--- Exercise directions ---
Copy out all of the material, matching it word for word.

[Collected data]
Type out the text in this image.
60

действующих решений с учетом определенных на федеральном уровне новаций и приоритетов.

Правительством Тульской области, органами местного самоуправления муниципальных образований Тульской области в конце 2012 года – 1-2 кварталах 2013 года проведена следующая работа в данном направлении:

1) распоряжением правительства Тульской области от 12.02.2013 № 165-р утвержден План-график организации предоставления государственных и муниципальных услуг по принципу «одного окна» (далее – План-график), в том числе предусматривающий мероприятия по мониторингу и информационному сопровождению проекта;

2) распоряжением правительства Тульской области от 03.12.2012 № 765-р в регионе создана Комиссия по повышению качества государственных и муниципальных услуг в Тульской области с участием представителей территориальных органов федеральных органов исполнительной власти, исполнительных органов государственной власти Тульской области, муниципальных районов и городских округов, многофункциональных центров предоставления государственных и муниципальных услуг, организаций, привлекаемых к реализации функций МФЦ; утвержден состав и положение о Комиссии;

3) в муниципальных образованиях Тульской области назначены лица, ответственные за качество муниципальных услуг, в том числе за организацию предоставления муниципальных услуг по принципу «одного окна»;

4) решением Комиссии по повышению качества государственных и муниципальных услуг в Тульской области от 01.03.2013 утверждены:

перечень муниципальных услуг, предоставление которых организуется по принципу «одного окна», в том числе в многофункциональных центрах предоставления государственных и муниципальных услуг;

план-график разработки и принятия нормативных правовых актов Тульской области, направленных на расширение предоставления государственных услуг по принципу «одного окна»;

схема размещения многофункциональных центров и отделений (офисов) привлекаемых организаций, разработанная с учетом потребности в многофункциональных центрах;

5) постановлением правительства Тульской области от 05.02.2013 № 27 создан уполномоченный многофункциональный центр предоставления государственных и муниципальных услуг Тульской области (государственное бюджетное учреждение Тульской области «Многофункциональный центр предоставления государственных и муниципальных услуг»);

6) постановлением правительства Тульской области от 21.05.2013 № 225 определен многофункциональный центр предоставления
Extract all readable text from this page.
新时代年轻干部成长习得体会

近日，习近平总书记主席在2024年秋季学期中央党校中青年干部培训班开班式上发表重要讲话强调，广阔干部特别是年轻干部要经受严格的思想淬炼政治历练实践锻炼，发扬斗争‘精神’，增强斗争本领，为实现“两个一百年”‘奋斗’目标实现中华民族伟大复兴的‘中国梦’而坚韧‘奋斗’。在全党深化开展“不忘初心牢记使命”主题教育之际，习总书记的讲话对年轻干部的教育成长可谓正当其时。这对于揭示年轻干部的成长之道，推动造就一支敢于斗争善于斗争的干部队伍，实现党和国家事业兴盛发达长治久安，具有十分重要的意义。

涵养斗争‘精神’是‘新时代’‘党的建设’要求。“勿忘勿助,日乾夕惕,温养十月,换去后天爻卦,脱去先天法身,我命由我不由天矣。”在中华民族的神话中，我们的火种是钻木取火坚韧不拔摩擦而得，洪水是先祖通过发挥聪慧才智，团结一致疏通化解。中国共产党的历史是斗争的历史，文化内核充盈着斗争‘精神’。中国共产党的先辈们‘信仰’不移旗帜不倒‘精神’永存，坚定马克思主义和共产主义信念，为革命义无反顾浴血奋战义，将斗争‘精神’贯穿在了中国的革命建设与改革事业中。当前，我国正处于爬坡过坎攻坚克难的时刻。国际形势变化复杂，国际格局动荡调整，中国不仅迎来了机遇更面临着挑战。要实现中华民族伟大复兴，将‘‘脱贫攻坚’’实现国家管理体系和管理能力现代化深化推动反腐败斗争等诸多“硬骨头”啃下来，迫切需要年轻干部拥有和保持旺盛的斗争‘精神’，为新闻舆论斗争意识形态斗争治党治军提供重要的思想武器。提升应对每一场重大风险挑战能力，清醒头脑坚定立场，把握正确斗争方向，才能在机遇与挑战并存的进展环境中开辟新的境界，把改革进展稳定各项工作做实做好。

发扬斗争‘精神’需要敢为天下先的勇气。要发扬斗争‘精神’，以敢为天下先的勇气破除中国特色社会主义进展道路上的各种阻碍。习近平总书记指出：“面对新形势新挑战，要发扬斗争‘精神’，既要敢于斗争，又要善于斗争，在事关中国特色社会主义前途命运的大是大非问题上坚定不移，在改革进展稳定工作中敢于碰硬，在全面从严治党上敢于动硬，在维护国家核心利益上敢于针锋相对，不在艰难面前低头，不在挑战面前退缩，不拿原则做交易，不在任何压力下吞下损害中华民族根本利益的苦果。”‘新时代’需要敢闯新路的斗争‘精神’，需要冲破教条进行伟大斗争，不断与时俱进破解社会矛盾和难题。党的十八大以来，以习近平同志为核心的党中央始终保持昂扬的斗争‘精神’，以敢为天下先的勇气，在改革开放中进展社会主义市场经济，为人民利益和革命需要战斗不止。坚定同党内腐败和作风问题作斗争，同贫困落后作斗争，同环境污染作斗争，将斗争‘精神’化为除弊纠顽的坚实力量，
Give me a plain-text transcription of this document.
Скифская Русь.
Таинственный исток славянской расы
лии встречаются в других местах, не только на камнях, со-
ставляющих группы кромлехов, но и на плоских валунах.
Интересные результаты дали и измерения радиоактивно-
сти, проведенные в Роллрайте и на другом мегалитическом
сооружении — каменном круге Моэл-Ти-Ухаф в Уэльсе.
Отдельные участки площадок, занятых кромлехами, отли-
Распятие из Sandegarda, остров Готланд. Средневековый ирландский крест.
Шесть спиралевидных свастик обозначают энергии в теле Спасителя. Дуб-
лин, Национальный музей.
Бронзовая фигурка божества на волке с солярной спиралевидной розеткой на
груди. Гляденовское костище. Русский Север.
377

--- Solved exercise ---
Type out the text in this image.
60

действующих решений с учетом определенных на федеральном уровне новаций и приоритетов.

Правительством Тульской области, органами местного самоуправления муниципальных образований Тульской области в конце 2012 года – 1-2 кварталах 2013 года проведена следующая работа в данном направлении:

1) распоряжением правительства Тульской области от 12.02.2013 № 165-р утвержден План-график организации предоставления государственных и муниципальных услуг по принципу «одного окна» (далее – План-график), в том числе предусматривающий мероприятия по мониторингу и информационному сопровождению проекта;

2) распоряжением правительства Тульской области от 03.12.2012 № 765-р в регионе создана Комиссия по повышению качества государственных и муниципальных услуг в Тульской области с участием представителей территориальных органов федеральных органов исполнительной власти, исполнительных органов государственной власти Тульской области, муниципальных районов и городских округов, многофункциональных центров предоставления государственных и муниципальных услуг, организаций, привлекаемых к реализации функций МФЦ; утвержден состав и положение о Комиссии;

3) в муниципальных образованиях Тульской области назначены лица, ответственные за качество муниципальных услуг, в том числе за организацию предоставления муниципальных услуг по принципу «одного окна»;

4) решением Комиссии по повышению качества государственных и муниципальных услуг в Тульской области от 01.03.2013 утверждены:

перечень муниципальных услуг, предоставление которых организуется по принципу «одного окна», в том числе в многофункциональных центрах предоставления государственных и муниципальных услуг;

план-график разработки и принятия нормативных правовых актов Тульской области, направленных на расширение предоставления государственных услуг по принципу «одного окна»;

схема размещения многофункциональных центров и отделений (офисов) привлекаемых организаций, разработанная с учетом потребности в многофункциональных центрах;

5) постановлением правительства Тульской области от 05.02.2013 № 27 создан уполномоченный многофункциональный центр предоставления государственных и муниципальных услуг Тульской области (государственное бюджетное учреждение Тульской области «Многофункциональный центр предоставления государственных и муниципальных услуг»);

6) постановлением правительства Тульской области от 21.05.2013 № 225 определен многофункциональный центр предоставления
Extract all readable text from this page.
新时代年轻干部成长习得体会

近日，习近平总书记主席在2024年秋季学期中央党校中青年干部培训班开班式上发表重要讲话强调，广阔干部特别是年轻干部要经受严格的思想淬炼政治历练实践锻炼，发扬斗争‘精神’，增强斗争本领，为实现“两个一百年”‘奋斗’目标实现中华民族伟大复兴的‘中国梦’而坚韧‘奋斗’。在全党深化开展“不忘初心牢记使命”主题教育之际，习总书记的讲话对年轻干部的教育成长可谓正当其时。这对于揭示年轻干部的成长之道，推动造就一支敢于斗争善于斗争的干部队伍，实现党和国家事业兴盛发达长治久安，具有十分重要的意义。

涵养斗争‘精神’是‘新时代’‘党的建设’要求。“勿忘勿助,日乾夕惕,温养十月,换去后天爻卦,脱去先天法身,我命由我不由天矣。”在中华民族的神话中，我们的火种是钻木取火坚韧不拔摩擦而得，洪水是先祖通过发挥聪慧才智，团结一致疏通化解。中国共产党的历史是斗争的历史，文化内核充盈着斗争‘精神’。中国共产党的先辈们‘信仰’不移旗帜不倒‘精神’永存，坚定马克思主义和共产主义信念，为革命义无反顾浴血奋战义，将斗争‘精神’贯穿在了中国的革命建设与改革事业中。当前，我国正处于爬坡过坎攻坚克难的时刻。国际形势变化复杂，国际格局动荡调整，中国不仅迎来了机遇更面临着挑战。要实现中华民族伟大复兴，将‘‘脱贫攻坚’’实现国家管理体系和管理能力现代化深化推动反腐败斗争等诸多“硬骨头”啃下来，迫切需要年轻干部拥有和保持旺盛的斗争‘精神’，为新闻舆论斗争意识形态斗争治党治军提供重要的思想武器。提升应对每一场重大风险挑战能力，清醒头脑坚定立场，把握正确斗争方向，才能在机遇与挑战并存的进展环境中开辟新的境界，把改革进展稳定各项工作做实做好。

发扬斗争‘精神’需要敢为天下先的勇气。要发扬斗争‘精神’，以敢为天下先的勇气破除中国特色社会主义进展道路上的各种阻碍。习近平总书记指出：“面对新形势新挑战，要发扬斗争‘精神’，既要敢于斗争，又要善于斗争，在事关中国特色社会主义前途命运的大是大非问题上坚定不移，在改革进展稳定工作中敢于碰硬，在全面从严治党上敢于动硬，在维护国家核心利益上敢于针锋相对，不在艰难面前低头，不在挑战面前退缩，不拿原则做交易，不在任何压力下吞下损害中华民族根本利益的苦果。”‘新时代’需要敢闯新路的斗争‘精神’，需要冲破教条进行伟大斗争，不断与时俱进破解社会矛盾和难题。党的十八大以来，以习近平同志为核心的党中央始终保持昂扬的斗争‘精神’，以敢为天下先的勇气，在改革开放中进展社会主义市场经济，为人民利益和革命需要战斗不止。坚定同党内腐败和作风问题作斗争，同贫困落后作斗争，同环境污染作斗争，将斗争‘精神’化为除弊纠顽的坚实力量，
Give me a plain-text transcription of this document.
Скифская Русь.
Таинственный исток славянской расы
лии встречаются в других местах, не только на камнях, со-
ставляющих группы кромлехов, но и на плоских валунах.
Интересные результаты дали и измерения радиоактивно-
сти, проведенные в Роллрайте и на другом мегалитическом
сооружении — каменном круге Моэл-Ти-Ухаф в Уэльсе.
Отдельные участки площадок, занятых кромлехами, отли-
Распятие из Sandegarda, остров Готланд. Средневековый ирландский крест.
Шесть спиралевидных свастик обозначают энергии в теле Спасителя. Дуб-
лин, Национальный музей.
Бронзовая фигурка божества на волке с солярной спиралевидной розеткой на
груди. Гляденовское костище. Русский Север.
377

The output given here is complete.